■ **PROBLEM TO WORK ON**: The data below should be restated word for word, with every picture omitted.

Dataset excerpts
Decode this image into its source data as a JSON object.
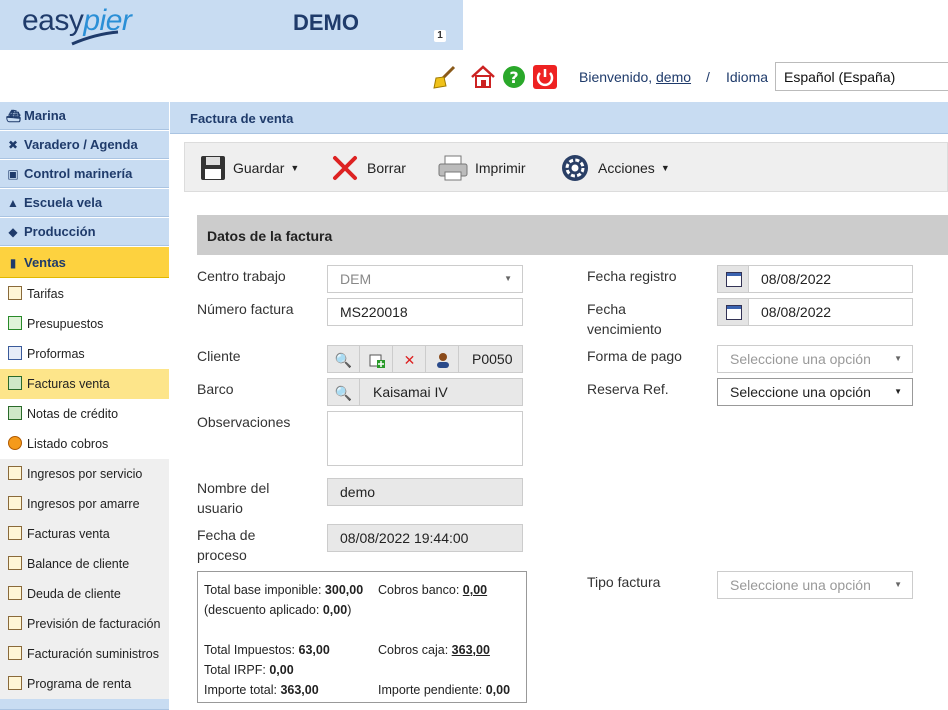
{
  "header": {
    "logo_part1": "easy",
    "logo_part2": "pier",
    "app_name": "DEMO",
    "badge_count": "1",
    "welcome_text": "Bienvenido,",
    "username": "demo",
    "separator": "/",
    "language_label": "Idioma",
    "language_value": "Español (España)",
    "icons": [
      "broom-icon",
      "home-icon",
      "help-icon",
      "power-icon"
    ]
  },
  "sidebar": {
    "sections": [
      {
        "icon": "boat-icon",
        "label": "Marina"
      },
      {
        "icon": "tools-icon",
        "label": "Varadero / Agenda"
      },
      {
        "icon": "clipboard-icon",
        "label": "Control marinería"
      },
      {
        "icon": "graduation-cap-icon",
        "label": "Escuela vela"
      },
      {
        "icon": "tag-icon",
        "label": "Producción"
      },
      {
        "icon": "document-icon",
        "label": "Ventas"
      }
    ],
    "ventas_items": [
      {
        "label": "Tarifas"
      },
      {
        "label": "Presupuestos"
      },
      {
        "label": "Proformas"
      },
      {
        "label": "Facturas venta"
      },
      {
        "label": "Notas de crédito"
      },
      {
        "label": "Listado cobros"
      }
    ],
    "report_items": [
      {
        "label": "Ingresos por servicio"
      },
      {
        "label": "Ingresos por amarre"
      },
      {
        "label": "Facturas venta"
      },
      {
        "label": "Balance de cliente"
      },
      {
        "label": "Deuda de cliente"
      },
      {
        "label": "Previsión de facturación"
      },
      {
        "label": "Facturación suministros"
      },
      {
        "label": "Programa de renta"
      }
    ]
  },
  "page": {
    "title": "Factura de venta"
  },
  "toolbar": {
    "save": "Guardar",
    "delete": "Borrar",
    "print": "Imprimir",
    "actions": "Acciones"
  },
  "form": {
    "section_title": "Datos de la factura",
    "centro_label": "Centro trabajo",
    "centro_value": "DEM",
    "numero_label": "Número factura",
    "numero_value": "MS220018",
    "cliente_label": "Cliente",
    "cliente_value": "P0050",
    "barco_label": "Barco",
    "barco_value": "Kaisamai IV",
    "observaciones_label": "Observaciones",
    "observaciones_value": "",
    "usuario_label_1": "Nombre del",
    "usuario_label_2": "usuario",
    "usuario_value": "demo",
    "proceso_label_1": "Fecha de",
    "proceso_label_2": "proceso",
    "proceso_value": "08/08/2022 19:44:00",
    "fecha_registro_label": "Fecha registro",
    "fecha_registro_value": "08/08/2022",
    "fecha_venc_label_1": "Fecha",
    "fecha_venc_label_2": "vencimiento",
    "fecha_venc_value": "08/08/2022",
    "forma_pago_label": "Forma de pago",
    "forma_pago_placeholder": "Seleccione una opción",
    "reserva_label": "Reserva Ref.",
    "reserva_placeholder": "Seleccione una opción",
    "tipo_factura_label": "Tipo factura",
    "tipo_factura_placeholder": "Seleccione una opción"
  },
  "totals": {
    "base_label": "Total base imponible:",
    "base_value": "300,00",
    "descuento_label": "(descuento aplicado:",
    "descuento_value": "0,00",
    "descuento_close": ")",
    "impuestos_label": "Total Impuestos:",
    "impuestos_value": "63,00",
    "irpf_label": "Total IRPF:",
    "irpf_value": "0,00",
    "importe_label": "Importe total:",
    "importe_value": "363,00",
    "cobros_banco_label": "Cobros banco:",
    "cobros_banco_value": "0,00",
    "cobros_caja_label": "Cobros caja:",
    "cobros_caja_value": "363,00",
    "pendiente_label": "Importe pendiente:",
    "pendiente_value": "0,00"
  },
  "colors": {
    "header_blue": "#c8dcf2",
    "active_yellow": "#fdd23f",
    "selected_item": "#fde58a",
    "navy_text": "#1f3b6b"
  }
}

■ **EXPECTED OUTPUT**:
Decode this image into its source data as a JSON object.
{
  "header": {
    "logo_part1": "easy",
    "logo_part2": "pier",
    "app_name": "DEMO",
    "badge_count": "1",
    "welcome_text": "Bienvenido,",
    "username": "demo",
    "separator": "/",
    "language_label": "Idioma",
    "language_value": "Español (España)",
    "icons": [
      "broom-icon",
      "home-icon",
      "help-icon",
      "power-icon"
    ]
  },
  "sidebar": {
    "sections": [
      {
        "icon": "boat-icon",
        "label": "Marina"
      },
      {
        "icon": "tools-icon",
        "label": "Varadero / Agenda"
      },
      {
        "icon": "clipboard-icon",
        "label": "Control marinería"
      },
      {
        "icon": "graduation-cap-icon",
        "label": "Escuela vela"
      },
      {
        "icon": "tag-icon",
        "label": "Producción"
      },
      {
        "icon": "document-icon",
        "label": "Ventas"
      }
    ],
    "ventas_items": [
      {
        "label": "Tarifas"
      },
      {
        "label": "Presupuestos"
      },
      {
        "label": "Proformas"
      },
      {
        "label": "Facturas venta"
      },
      {
        "label": "Notas de crédito"
      },
      {
        "label": "Listado cobros"
      }
    ],
    "report_items": [
      {
        "label": "Ingresos por servicio"
      },
      {
        "label": "Ingresos por amarre"
      },
      {
        "label": "Facturas venta"
      },
      {
        "label": "Balance de cliente"
      },
      {
        "label": "Deuda de cliente"
      },
      {
        "label": "Previsión de facturación"
      },
      {
        "label": "Facturación suministros"
      },
      {
        "label": "Programa de renta"
      }
    ]
  },
  "page": {
    "title": "Factura de venta"
  },
  "toolbar": {
    "save": "Guardar",
    "delete": "Borrar",
    "print": "Imprimir",
    "actions": "Acciones"
  },
  "form": {
    "section_title": "Datos de la factura",
    "centro_label": "Centro trabajo",
    "centro_value": "DEM",
    "numero_label": "Número factura",
    "numero_value": "MS220018",
    "cliente_label": "Cliente",
    "cliente_value": "P0050",
    "barco_label": "Barco",
    "barco_value": "Kaisamai IV",
    "observaciones_label": "Observaciones",
    "observaciones_value": "",
    "usuario_label_1": "Nombre del",
    "usuario_label_2": "usuario",
    "usuario_value": "demo",
    "proceso_label_1": "Fecha de",
    "proceso_label_2": "proceso",
    "proceso_value": "08/08/2022 19:44:00",
    "fecha_registro_label": "Fecha registro",
    "fecha_registro_value": "08/08/2022",
    "fecha_venc_label_1": "Fecha",
    "fecha_venc_label_2": "vencimiento",
    "fecha_venc_value": "08/08/2022",
    "forma_pago_label": "Forma de pago",
    "forma_pago_placeholder": "Seleccione una opción",
    "reserva_label": "Reserva Ref.",
    "reserva_placeholder": "Seleccione una opción",
    "tipo_factura_label": "Tipo factura",
    "tipo_factura_placeholder": "Seleccione una opción"
  },
  "totals": {
    "base_label": "Total base imponible:",
    "base_value": "300,00",
    "descuento_label": "(descuento aplicado:",
    "descuento_value": "0,00",
    "descuento_close": ")",
    "impuestos_label": "Total Impuestos:",
    "impuestos_value": "63,00",
    "irpf_label": "Total IRPF:",
    "irpf_value": "0,00",
    "importe_label": "Importe total:",
    "importe_value": "363,00",
    "cobros_banco_label": "Cobros banco:",
    "cobros_banco_value": "0,00",
    "cobros_caja_label": "Cobros caja:",
    "cobros_caja_value": "363,00",
    "pendiente_label": "Importe pendiente:",
    "pendiente_value": "0,00"
  },
  "colors": {
    "header_blue": "#c8dcf2",
    "active_yellow": "#fdd23f",
    "selected_item": "#fde58a",
    "navy_text": "#1f3b6b"
  }
}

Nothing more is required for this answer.